• **EXERCISE**:
Repeat all entries exactly.

• **SUPPLIED MATERIAL**:
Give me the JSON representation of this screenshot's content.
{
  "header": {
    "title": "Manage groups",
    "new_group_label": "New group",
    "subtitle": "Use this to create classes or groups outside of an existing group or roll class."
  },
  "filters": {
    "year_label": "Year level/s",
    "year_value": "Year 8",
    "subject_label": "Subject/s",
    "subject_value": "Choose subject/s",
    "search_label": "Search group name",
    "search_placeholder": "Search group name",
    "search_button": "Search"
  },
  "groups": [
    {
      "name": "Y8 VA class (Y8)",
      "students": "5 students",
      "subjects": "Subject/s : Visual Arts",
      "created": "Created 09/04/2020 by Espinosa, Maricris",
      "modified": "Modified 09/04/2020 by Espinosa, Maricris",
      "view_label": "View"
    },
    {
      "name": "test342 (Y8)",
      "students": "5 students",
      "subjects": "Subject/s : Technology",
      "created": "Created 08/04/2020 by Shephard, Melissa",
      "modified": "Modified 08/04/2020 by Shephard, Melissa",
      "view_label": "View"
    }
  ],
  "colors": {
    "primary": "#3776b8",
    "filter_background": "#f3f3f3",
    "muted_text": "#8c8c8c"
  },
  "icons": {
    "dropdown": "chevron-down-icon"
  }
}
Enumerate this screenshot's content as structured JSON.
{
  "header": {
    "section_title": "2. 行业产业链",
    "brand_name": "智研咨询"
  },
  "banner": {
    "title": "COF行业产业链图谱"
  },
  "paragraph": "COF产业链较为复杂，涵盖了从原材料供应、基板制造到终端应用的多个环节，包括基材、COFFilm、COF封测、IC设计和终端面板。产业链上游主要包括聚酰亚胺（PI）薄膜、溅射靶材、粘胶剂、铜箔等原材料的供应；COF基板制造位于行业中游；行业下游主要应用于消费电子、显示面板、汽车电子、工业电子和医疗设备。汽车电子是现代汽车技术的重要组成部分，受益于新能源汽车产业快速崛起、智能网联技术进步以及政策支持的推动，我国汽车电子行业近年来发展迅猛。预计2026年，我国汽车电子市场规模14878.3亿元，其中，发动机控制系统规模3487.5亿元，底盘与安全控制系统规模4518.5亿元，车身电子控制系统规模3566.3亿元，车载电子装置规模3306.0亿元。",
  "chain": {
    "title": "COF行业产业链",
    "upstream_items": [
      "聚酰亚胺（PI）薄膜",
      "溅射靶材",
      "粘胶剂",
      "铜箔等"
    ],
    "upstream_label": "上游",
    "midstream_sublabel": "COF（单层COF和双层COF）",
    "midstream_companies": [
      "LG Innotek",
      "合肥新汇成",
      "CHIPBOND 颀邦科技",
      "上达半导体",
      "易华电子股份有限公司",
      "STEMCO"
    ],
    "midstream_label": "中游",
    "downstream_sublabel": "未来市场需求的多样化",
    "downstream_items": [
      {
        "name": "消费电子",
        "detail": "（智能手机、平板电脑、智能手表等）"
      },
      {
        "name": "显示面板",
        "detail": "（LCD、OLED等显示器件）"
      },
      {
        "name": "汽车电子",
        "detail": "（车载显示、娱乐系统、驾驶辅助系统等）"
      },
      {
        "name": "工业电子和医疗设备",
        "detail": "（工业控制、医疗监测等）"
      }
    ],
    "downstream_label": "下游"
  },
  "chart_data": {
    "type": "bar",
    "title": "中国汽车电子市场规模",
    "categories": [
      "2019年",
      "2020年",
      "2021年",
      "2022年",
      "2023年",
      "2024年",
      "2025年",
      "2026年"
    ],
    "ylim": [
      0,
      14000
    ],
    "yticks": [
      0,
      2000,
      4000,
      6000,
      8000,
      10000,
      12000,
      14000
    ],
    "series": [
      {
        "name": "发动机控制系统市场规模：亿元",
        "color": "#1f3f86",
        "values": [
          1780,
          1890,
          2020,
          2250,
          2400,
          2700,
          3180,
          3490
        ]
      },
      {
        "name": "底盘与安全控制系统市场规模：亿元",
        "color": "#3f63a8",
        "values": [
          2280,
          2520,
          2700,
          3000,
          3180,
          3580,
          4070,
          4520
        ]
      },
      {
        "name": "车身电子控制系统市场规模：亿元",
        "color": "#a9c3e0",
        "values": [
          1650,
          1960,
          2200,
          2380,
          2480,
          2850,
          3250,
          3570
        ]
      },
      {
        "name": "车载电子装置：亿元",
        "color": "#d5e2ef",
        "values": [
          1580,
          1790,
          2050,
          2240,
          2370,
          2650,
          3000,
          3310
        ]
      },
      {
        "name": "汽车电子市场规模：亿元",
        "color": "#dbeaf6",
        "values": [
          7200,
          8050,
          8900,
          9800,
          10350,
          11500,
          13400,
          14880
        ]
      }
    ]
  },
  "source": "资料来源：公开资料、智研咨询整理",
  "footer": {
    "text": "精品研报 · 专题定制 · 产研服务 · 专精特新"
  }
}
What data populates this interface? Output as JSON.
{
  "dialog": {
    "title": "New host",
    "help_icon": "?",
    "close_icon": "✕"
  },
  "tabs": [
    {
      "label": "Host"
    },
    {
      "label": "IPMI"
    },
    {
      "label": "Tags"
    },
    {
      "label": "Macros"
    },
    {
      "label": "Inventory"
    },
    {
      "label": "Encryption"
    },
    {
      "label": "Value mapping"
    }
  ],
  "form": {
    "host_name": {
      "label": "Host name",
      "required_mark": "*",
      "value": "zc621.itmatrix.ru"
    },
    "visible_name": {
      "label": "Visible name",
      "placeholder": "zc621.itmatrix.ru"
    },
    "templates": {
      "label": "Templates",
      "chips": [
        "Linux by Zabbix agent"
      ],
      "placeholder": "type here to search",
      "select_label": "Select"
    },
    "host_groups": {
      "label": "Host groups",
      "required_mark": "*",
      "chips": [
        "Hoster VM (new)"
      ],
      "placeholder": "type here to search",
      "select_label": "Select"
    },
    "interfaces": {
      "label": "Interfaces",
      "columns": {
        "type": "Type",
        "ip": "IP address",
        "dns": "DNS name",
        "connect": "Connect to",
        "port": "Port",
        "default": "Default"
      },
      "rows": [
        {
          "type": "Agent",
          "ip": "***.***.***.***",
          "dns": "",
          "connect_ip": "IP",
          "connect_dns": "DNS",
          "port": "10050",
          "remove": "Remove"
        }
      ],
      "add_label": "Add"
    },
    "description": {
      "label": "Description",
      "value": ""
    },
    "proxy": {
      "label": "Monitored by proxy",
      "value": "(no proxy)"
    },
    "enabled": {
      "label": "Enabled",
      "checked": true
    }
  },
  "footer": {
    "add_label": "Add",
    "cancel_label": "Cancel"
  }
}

• **RESULT OF THIS EXERCISE**:
Give me the JSON representation of this screenshot's content.
{
  "header": {
    "title": "Manage groups",
    "new_group_label": "New group",
    "subtitle": "Use this to create classes or groups outside of an existing group or roll class."
  },
  "filters": {
    "year_label": "Year level/s",
    "year_value": "Year 8",
    "subject_label": "Subject/s",
    "subject_value": "Choose subject/s",
    "search_label": "Search group name",
    "search_placeholder": "Search group name",
    "search_button": "Search"
  },
  "groups": [
    {
      "name": "Y8 VA class (Y8)",
      "students": "5 students",
      "subjects": "Subject/s : Visual Arts",
      "created": "Created 09/04/2020 by Espinosa, Maricris",
      "modified": "Modified 09/04/2020 by Espinosa, Maricris",
      "view_label": "View"
    },
    {
      "name": "test342 (Y8)",
      "students": "5 students",
      "subjects": "Subject/s : Technology",
      "created": "Created 08/04/2020 by Shephard, Melissa",
      "modified": "Modified 08/04/2020 by Shephard, Melissa",
      "view_label": "View"
    }
  ],
  "colors": {
    "primary": "#3776b8",
    "filter_background": "#f3f3f3",
    "muted_text": "#8c8c8c"
  },
  "icons": {
    "dropdown": "chevron-down-icon"
  }
}
Enumerate this screenshot's content as structured JSON.
{
  "header": {
    "section_title": "2. 行业产业链",
    "brand_name": "智研咨询"
  },
  "banner": {
    "title": "COF行业产业链图谱"
  },
  "paragraph": "COF产业链较为复杂，涵盖了从原材料供应、基板制造到终端应用的多个环节，包括基材、COFFilm、COF封测、IC设计和终端面板。产业链上游主要包括聚酰亚胺（PI）薄膜、溅射靶材、粘胶剂、铜箔等原材料的供应；COF基板制造位于行业中游；行业下游主要应用于消费电子、显示面板、汽车电子、工业电子和医疗设备。汽车电子是现代汽车技术的重要组成部分，受益于新能源汽车产业快速崛起、智能网联技术进步以及政策支持的推动，我国汽车电子行业近年来发展迅猛。预计2026年，我国汽车电子市场规模14878.3亿元，其中，发动机控制系统规模3487.5亿元，底盘与安全控制系统规模4518.5亿元，车身电子控制系统规模3566.3亿元，车载电子装置规模3306.0亿元。",
  "chain": {
    "title": "COF行业产业链",
    "upstream_items": [
      "聚酰亚胺（PI）薄膜",
      "溅射靶材",
      "粘胶剂",
      "铜箔等"
    ],
    "upstream_label": "上游",
    "midstream_sublabel": "COF（单层COF和双层COF）",
    "midstream_companies": [
      "LG Innotek",
      "合肥新汇成",
      "CHIPBOND 颀邦科技",
      "上达半导体",
      "易华电子股份有限公司",
      "STEMCO"
    ],
    "midstream_label": "中游",
    "downstream_sublabel": "未来市场需求的多样化",
    "downstream_items": [
      {
        "name": "消费电子",
        "detail": "（智能手机、平板电脑、智能手表等）"
      },
      {
        "name": "显示面板",
        "detail": "（LCD、OLED等显示器件）"
      },
      {
        "name": "汽车电子",
        "detail": "（车载显示、娱乐系统、驾驶辅助系统等）"
      },
      {
        "name": "工业电子和医疗设备",
        "detail": "（工业控制、医疗监测等）"
      }
    ],
    "downstream_label": "下游"
  },
  "chart_data": {
    "type": "bar",
    "title": "中国汽车电子市场规模",
    "categories": [
      "2019年",
      "2020年",
      "2021年",
      "2022年",
      "2023年",
      "2024年",
      "2025年",
      "2026年"
    ],
    "ylim": [
      0,
      14000
    ],
    "yticks": [
      0,
      2000,
      4000,
      6000,
      8000,
      10000,
      12000,
      14000
    ],
    "series": [
      {
        "name": "发动机控制系统市场规模：亿元",
        "color": "#1f3f86",
        "values": [
          1780,
          1890,
          2020,
          2250,
          2400,
          2700,
          3180,
          3490
        ]
      },
      {
        "name": "底盘与安全控制系统市场规模：亿元",
        "color": "#3f63a8",
        "values": [
          2280,
          2520,
          2700,
          3000,
          3180,
          3580,
          4070,
          4520
        ]
      },
      {
        "name": "车身电子控制系统市场规模：亿元",
        "color": "#a9c3e0",
        "values": [
          1650,
          1960,
          2200,
          2380,
          2480,
          2850,
          3250,
          3570
        ]
      },
      {
        "name": "车载电子装置：亿元",
        "color": "#d5e2ef",
        "values": [
          1580,
          1790,
          2050,
          2240,
          2370,
          2650,
          3000,
          3310
        ]
      },
      {
        "name": "汽车电子市场规模：亿元",
        "color": "#dbeaf6",
        "values": [
          7200,
          8050,
          8900,
          9800,
          10350,
          11500,
          13400,
          14880
        ]
      }
    ]
  },
  "source": "资料来源：公开资料、智研咨询整理",
  "footer": {
    "text": "精品研报 · 专题定制 · 产研服务 · 专精特新"
  }
}
What data populates this interface? Output as JSON.
{
  "dialog": {
    "title": "New host",
    "help_icon": "?",
    "close_icon": "✕"
  },
  "tabs": [
    {
      "label": "Host"
    },
    {
      "label": "IPMI"
    },
    {
      "label": "Tags"
    },
    {
      "label": "Macros"
    },
    {
      "label": "Inventory"
    },
    {
      "label": "Encryption"
    },
    {
      "label": "Value mapping"
    }
  ],
  "form": {
    "host_name": {
      "label": "Host name",
      "required_mark": "*",
      "value": "zc621.itmatrix.ru"
    },
    "visible_name": {
      "label": "Visible name",
      "placeholder": "zc621.itmatrix.ru"
    },
    "templates": {
      "label": "Templates",
      "chips": [
        "Linux by Zabbix agent"
      ],
      "placeholder": "type here to search",
      "select_label": "Select"
    },
    "host_groups": {
      "label": "Host groups",
      "required_mark": "*",
      "chips": [
        "Hoster VM (new)"
      ],
      "placeholder": "type here to search",
      "select_label": "Select"
    },
    "interfaces": {
      "label": "Interfaces",
      "columns": {
        "type": "Type",
        "ip": "IP address",
        "dns": "DNS name",
        "connect": "Connect to",
        "port": "Port",
        "default": "Default"
      },
      "rows": [
        {
          "type": "Agent",
          "ip": "***.***.***.***",
          "dns": "",
          "connect_ip": "IP",
          "connect_dns": "DNS",
          "port": "10050",
          "remove": "Remove"
        }
      ],
      "add_label": "Add"
    },
    "description": {
      "label": "Description",
      "value": ""
    },
    "proxy": {
      "label": "Monitored by proxy",
      "value": "(no proxy)"
    },
    "enabled": {
      "label": "Enabled",
      "checked": true
    }
  },
  "footer": {
    "add_label": "Add",
    "cancel_label": "Cancel"
  }
}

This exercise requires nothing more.